### Exercise data

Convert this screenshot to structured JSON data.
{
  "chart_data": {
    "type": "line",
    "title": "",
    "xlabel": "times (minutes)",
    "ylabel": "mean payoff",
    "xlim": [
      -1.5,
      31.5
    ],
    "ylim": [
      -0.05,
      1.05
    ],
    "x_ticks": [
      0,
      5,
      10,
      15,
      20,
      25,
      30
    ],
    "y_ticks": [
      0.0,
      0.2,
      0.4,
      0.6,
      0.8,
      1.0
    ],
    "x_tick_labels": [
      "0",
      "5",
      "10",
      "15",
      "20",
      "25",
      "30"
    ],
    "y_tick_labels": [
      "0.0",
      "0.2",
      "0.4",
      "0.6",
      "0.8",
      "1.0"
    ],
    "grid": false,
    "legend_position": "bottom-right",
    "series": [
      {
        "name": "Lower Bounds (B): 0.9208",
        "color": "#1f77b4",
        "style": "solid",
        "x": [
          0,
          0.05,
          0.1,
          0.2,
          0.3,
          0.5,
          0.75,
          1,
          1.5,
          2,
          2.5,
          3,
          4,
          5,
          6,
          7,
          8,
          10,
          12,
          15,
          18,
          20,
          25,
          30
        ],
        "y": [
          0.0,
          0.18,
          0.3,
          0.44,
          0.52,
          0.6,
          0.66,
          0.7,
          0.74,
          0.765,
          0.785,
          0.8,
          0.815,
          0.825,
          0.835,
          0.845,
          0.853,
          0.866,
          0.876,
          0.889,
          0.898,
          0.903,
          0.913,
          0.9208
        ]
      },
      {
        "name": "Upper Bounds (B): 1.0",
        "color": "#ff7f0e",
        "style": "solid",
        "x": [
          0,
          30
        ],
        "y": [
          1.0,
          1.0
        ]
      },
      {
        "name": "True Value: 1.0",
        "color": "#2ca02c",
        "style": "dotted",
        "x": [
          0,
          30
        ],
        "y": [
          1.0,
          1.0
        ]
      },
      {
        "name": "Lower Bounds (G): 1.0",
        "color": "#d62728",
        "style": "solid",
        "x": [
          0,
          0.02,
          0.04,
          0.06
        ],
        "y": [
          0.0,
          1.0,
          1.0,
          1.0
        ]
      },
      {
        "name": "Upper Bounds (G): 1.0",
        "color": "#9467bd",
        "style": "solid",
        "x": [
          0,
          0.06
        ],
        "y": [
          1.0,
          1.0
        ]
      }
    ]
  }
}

### What is needed
From the listing above, copy all lines holding the word "Upper".

### Exercise output
        "name": "Upper Bounds (B): 1.0",
        "name": "Upper Bounds (G): 1.0",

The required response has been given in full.